INPUT MATERIAL:
========================

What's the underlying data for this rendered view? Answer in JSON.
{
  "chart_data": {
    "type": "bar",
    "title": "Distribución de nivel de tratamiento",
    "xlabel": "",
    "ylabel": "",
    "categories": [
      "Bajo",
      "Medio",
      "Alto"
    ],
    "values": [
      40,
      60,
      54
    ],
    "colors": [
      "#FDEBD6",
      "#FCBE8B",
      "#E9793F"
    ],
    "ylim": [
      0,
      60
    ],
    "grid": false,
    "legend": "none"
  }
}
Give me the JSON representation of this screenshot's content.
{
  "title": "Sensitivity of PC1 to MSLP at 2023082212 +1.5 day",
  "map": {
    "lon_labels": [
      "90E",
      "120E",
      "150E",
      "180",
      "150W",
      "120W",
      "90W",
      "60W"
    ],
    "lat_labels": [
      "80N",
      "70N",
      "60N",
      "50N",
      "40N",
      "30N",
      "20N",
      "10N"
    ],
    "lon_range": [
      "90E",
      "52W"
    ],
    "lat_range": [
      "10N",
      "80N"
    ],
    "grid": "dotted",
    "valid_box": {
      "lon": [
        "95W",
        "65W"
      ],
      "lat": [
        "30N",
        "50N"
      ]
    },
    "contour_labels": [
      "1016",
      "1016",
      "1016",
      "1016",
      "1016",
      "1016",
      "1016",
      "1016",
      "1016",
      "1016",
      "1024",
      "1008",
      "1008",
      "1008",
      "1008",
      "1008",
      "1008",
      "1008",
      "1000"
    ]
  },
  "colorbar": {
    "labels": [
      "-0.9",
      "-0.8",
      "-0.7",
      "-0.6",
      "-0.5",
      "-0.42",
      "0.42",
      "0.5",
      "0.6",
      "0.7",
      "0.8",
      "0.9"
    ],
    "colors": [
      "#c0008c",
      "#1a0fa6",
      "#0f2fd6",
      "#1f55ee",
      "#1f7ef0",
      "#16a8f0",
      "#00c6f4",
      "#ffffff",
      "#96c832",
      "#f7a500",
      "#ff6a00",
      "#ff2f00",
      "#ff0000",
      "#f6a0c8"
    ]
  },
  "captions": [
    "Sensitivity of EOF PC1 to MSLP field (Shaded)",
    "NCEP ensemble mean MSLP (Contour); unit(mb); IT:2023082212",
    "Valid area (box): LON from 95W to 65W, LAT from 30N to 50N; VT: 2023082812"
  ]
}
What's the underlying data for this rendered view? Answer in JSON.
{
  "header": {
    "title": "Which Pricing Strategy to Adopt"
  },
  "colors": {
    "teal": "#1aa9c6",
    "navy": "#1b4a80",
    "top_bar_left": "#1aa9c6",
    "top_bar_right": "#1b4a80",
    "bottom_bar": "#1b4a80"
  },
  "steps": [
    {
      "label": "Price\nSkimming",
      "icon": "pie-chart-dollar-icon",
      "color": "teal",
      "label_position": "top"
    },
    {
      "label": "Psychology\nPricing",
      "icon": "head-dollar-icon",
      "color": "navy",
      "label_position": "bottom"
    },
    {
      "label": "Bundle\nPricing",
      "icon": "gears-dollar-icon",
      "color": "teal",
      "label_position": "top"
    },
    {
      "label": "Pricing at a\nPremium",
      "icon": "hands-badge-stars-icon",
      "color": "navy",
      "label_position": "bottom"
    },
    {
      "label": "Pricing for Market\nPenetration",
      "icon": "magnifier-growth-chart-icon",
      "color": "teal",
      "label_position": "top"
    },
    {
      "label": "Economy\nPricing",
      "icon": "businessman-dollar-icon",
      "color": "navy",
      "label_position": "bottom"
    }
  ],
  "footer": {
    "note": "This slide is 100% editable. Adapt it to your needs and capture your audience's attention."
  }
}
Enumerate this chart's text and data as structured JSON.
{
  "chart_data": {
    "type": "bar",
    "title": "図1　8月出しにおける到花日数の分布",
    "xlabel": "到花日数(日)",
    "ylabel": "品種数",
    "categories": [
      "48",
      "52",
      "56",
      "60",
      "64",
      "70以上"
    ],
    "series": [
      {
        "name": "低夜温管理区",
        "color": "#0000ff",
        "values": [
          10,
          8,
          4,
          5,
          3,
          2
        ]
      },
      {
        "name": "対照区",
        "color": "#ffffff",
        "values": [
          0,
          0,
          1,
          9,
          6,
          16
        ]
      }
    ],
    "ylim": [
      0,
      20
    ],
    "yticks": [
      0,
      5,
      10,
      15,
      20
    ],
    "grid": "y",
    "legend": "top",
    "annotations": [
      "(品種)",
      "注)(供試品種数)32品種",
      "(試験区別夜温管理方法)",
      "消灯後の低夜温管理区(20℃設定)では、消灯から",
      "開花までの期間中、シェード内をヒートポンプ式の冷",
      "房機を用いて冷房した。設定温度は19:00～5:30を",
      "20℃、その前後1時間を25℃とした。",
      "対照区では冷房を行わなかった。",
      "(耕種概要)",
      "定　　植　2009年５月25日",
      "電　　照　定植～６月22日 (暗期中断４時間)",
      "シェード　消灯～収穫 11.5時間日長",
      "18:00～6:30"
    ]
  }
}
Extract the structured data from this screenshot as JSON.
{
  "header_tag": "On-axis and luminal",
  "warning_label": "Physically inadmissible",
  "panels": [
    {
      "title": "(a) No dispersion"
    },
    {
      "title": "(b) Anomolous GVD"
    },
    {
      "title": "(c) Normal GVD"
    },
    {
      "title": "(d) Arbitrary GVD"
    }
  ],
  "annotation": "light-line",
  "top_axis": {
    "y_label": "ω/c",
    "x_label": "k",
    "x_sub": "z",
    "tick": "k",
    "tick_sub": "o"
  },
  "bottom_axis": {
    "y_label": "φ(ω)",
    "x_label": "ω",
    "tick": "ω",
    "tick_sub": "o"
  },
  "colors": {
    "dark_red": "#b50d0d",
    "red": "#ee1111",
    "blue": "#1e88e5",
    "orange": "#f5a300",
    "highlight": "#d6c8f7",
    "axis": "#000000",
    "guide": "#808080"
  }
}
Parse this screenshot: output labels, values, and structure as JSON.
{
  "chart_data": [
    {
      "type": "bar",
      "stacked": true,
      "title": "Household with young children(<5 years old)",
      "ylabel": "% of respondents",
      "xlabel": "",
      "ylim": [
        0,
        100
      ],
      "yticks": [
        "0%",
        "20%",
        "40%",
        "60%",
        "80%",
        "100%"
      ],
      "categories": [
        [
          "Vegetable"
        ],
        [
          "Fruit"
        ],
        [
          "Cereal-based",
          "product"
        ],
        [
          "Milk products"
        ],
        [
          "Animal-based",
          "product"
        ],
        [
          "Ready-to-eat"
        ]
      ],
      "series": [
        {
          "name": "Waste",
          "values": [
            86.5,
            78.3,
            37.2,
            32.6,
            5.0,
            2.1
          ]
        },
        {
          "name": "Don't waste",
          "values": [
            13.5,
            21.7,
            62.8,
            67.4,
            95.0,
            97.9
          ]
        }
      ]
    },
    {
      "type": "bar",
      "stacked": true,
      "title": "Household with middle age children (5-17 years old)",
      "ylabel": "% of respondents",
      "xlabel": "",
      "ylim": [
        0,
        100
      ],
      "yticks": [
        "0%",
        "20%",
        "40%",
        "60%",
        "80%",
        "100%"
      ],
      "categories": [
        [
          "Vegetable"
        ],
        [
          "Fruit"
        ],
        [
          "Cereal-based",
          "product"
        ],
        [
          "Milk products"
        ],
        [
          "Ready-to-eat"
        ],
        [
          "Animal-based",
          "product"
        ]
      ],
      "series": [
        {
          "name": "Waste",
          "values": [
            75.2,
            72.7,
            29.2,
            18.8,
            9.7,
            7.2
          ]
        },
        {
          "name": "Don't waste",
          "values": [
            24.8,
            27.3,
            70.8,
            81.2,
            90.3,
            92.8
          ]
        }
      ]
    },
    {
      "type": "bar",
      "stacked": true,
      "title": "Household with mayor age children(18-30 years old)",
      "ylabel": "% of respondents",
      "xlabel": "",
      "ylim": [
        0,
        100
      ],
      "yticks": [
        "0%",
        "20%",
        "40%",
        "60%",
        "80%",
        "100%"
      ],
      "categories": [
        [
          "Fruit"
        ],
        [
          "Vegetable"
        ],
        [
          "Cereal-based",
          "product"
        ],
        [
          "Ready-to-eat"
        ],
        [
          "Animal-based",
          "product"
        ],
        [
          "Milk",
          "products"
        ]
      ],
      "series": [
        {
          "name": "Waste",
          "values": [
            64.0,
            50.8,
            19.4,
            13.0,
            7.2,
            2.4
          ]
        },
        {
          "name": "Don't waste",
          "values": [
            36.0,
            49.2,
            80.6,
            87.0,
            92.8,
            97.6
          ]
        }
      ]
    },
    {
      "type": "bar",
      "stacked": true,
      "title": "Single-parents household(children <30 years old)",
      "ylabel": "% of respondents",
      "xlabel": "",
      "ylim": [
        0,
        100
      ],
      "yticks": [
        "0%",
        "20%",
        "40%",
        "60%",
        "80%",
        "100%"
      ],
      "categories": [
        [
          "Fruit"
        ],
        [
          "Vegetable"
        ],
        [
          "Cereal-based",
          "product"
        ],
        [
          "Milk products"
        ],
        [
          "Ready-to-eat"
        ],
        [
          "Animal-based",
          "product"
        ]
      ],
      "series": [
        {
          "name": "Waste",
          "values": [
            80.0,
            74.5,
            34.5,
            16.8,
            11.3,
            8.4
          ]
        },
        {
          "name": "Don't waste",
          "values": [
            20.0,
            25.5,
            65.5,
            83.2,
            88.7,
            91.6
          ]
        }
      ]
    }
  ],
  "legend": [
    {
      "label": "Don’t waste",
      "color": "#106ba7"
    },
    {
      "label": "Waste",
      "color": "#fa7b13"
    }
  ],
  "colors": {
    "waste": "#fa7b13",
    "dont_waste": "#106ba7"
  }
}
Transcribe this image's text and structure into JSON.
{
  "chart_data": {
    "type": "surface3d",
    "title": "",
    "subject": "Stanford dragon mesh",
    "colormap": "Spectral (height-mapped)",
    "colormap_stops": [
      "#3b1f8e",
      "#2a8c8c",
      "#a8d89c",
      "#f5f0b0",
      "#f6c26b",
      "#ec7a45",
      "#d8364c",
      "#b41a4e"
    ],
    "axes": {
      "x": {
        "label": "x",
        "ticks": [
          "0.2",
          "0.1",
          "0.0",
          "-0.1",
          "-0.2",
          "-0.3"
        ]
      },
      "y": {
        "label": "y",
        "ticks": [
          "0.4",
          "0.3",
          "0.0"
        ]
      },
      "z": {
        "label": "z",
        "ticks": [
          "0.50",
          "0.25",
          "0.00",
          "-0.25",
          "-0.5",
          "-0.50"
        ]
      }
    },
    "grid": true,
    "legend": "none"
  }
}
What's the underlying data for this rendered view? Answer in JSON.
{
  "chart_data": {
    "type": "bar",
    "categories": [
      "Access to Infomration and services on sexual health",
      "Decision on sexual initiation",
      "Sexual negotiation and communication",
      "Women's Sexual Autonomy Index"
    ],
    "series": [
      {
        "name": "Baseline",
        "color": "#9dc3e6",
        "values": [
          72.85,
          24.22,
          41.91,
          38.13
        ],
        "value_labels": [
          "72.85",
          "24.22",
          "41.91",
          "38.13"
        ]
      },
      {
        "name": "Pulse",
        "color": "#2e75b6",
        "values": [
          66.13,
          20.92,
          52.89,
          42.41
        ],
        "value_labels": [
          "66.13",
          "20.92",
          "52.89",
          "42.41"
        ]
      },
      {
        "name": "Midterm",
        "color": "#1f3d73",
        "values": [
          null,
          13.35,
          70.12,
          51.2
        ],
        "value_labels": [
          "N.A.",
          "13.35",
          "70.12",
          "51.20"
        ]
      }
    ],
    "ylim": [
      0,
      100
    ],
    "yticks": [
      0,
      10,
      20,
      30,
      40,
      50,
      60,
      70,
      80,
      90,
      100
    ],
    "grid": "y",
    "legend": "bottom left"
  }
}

========================

WORK TO BE COMPLETED:
Copy every line of the listing that includes the string "icon".

TASK RESPONSE:
      "icon": "pie-chart-dollar-icon",
      "icon": "head-dollar-icon",
      "icon": "gears-dollar-icon",
      "icon": "hands-badge-stars-icon",
      "icon": "magnifier-growth-chart-icon",
      "icon": "businessman-dollar-icon",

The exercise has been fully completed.